**Set task**.
Find the word "Duran" in the listing; pull out each line holding it.

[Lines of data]
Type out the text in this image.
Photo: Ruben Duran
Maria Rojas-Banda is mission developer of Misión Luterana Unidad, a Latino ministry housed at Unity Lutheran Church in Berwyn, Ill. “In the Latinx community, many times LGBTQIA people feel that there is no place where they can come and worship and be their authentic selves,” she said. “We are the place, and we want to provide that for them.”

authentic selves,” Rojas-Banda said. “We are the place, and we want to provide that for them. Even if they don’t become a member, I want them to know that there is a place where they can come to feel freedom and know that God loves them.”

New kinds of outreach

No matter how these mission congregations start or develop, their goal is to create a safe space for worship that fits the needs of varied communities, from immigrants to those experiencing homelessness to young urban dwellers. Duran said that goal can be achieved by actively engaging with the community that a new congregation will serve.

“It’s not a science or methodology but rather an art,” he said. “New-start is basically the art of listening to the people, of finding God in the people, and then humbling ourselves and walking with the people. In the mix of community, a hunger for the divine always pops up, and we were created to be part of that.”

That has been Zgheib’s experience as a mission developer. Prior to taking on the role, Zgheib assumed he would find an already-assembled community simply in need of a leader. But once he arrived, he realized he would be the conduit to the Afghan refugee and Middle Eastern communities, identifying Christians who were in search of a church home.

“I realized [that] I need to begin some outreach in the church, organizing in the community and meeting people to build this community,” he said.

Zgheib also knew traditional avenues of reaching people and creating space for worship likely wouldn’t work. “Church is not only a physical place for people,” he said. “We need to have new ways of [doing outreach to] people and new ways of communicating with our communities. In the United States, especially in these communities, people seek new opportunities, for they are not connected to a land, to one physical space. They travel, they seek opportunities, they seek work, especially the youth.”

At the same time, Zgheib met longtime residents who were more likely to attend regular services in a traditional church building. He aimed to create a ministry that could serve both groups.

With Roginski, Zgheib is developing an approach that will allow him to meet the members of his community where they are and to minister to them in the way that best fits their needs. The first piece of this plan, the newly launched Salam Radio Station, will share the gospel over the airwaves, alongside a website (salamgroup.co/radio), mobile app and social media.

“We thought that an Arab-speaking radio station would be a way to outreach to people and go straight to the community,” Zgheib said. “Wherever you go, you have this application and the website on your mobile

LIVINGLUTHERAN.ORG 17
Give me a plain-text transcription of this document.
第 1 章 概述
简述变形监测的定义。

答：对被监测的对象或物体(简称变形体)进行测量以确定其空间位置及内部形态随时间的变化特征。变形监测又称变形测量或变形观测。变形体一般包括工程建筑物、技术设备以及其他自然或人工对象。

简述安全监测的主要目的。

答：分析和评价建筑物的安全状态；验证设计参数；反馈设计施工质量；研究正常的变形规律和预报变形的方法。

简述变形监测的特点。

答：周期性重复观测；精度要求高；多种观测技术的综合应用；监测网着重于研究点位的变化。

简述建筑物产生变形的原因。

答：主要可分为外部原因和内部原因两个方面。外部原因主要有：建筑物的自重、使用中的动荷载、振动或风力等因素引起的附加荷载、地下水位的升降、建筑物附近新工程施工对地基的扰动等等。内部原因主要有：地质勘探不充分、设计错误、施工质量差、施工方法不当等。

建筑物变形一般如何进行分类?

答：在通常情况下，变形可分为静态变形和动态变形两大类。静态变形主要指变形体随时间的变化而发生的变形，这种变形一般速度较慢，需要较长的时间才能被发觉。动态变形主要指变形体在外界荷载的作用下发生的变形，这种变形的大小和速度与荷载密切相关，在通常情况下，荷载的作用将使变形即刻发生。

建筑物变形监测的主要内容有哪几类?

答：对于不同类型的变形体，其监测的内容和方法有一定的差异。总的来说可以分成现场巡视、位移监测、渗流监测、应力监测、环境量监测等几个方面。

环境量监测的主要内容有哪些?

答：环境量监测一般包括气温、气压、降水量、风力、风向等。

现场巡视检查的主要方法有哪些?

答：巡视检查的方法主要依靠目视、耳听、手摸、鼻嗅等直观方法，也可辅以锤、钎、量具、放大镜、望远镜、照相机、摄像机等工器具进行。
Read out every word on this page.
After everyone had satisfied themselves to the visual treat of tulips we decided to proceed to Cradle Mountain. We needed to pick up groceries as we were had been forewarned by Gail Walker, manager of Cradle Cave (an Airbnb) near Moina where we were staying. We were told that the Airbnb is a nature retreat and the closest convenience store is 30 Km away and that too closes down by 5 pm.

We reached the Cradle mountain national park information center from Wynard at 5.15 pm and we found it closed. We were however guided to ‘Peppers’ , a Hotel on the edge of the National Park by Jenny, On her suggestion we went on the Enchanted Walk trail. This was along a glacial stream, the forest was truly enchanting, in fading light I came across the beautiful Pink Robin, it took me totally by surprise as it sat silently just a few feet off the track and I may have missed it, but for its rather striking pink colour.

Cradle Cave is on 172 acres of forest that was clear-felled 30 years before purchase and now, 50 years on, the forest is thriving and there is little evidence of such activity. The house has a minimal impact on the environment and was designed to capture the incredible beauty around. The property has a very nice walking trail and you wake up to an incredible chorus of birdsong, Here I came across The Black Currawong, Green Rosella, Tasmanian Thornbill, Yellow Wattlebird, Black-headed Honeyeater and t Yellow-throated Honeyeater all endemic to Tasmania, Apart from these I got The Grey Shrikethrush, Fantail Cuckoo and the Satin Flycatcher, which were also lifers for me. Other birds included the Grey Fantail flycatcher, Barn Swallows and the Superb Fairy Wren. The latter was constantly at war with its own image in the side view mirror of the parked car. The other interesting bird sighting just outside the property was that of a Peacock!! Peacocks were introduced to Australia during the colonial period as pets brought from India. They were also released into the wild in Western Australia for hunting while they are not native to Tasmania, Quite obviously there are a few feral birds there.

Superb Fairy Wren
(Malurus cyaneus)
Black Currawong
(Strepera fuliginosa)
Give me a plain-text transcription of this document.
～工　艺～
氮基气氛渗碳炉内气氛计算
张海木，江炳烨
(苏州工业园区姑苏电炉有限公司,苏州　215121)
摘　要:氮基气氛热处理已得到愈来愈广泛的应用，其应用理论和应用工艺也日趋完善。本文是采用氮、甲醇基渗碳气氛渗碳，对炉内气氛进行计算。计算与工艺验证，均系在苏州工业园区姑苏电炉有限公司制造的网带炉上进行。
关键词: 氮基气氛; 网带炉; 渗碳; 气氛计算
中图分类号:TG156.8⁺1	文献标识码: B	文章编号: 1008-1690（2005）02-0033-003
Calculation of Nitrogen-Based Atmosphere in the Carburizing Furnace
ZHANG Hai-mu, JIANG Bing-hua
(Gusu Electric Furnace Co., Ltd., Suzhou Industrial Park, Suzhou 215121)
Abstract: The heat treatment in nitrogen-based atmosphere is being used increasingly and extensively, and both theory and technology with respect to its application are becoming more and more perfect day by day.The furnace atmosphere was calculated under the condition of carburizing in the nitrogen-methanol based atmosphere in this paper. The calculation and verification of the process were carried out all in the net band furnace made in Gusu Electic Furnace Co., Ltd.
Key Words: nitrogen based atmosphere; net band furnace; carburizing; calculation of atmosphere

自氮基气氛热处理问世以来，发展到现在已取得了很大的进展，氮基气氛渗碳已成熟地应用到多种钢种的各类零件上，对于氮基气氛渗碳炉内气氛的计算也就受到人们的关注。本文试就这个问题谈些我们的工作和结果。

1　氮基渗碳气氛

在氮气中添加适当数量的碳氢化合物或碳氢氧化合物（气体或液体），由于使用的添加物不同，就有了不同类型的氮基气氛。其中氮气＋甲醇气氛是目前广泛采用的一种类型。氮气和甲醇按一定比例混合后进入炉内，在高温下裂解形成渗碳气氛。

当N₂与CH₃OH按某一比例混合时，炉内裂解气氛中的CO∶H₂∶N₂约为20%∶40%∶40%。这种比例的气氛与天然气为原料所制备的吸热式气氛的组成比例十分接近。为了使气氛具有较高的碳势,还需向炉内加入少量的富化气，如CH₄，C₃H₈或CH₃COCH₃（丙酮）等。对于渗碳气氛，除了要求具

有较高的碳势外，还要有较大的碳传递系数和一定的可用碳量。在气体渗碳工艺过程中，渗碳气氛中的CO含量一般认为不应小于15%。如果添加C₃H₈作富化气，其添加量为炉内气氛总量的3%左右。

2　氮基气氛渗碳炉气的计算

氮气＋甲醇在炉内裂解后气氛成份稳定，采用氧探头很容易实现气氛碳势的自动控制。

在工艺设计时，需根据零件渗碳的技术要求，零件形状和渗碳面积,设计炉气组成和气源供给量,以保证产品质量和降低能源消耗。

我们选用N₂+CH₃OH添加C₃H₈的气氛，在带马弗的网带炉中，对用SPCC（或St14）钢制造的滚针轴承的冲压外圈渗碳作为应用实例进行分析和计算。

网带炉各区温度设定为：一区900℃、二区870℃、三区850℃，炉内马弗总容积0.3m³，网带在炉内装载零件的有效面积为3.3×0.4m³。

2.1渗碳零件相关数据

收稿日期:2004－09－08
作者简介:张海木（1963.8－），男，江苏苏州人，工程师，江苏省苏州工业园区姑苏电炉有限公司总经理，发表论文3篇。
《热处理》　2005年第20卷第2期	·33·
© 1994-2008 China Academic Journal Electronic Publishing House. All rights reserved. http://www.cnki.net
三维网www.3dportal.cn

**Solution**.
Photo: Ruben Duran
No matter how these mission congregations start or develop, their goal is to create a safe space for worship that fits the needs of varied communities, from immigrants to those experiencing homelessness to young urban dwellers. Duran said that goal can be achieved by actively engaging with the community that a new congregation will serve.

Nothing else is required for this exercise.